● **RECORDS PROVIDED**
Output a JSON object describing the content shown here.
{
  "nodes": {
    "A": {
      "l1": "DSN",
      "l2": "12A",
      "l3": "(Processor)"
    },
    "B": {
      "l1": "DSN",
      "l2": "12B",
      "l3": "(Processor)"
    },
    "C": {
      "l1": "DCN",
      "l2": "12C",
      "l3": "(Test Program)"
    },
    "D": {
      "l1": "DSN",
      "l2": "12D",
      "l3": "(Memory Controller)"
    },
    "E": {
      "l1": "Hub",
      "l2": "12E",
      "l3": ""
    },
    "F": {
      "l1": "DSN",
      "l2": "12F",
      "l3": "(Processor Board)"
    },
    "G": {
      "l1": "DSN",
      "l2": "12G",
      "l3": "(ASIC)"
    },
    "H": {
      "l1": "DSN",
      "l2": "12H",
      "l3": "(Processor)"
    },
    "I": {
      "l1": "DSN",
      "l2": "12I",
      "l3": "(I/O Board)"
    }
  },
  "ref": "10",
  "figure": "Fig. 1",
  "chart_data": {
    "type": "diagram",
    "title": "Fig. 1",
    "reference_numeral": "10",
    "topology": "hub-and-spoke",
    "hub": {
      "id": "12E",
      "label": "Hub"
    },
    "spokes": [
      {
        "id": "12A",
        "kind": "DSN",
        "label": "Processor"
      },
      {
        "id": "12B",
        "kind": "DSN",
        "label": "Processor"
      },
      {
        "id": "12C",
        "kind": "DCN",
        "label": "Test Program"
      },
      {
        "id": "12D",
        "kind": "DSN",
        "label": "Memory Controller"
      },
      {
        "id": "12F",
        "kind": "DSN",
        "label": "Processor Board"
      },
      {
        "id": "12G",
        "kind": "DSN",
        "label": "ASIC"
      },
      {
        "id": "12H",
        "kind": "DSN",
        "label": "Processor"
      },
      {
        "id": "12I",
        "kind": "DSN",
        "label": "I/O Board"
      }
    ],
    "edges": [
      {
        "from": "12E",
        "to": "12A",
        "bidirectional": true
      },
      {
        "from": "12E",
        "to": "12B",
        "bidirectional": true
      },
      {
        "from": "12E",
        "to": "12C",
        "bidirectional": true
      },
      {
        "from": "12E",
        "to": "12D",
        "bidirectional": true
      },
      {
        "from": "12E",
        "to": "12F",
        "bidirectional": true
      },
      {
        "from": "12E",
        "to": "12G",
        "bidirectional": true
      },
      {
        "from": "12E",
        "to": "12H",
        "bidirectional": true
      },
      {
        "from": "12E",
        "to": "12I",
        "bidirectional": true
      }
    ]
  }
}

● **WHAT IS ASKED**
Only the count is needed: the number of lines in the data that include the word "Board".

● **FINAL RESULT**
4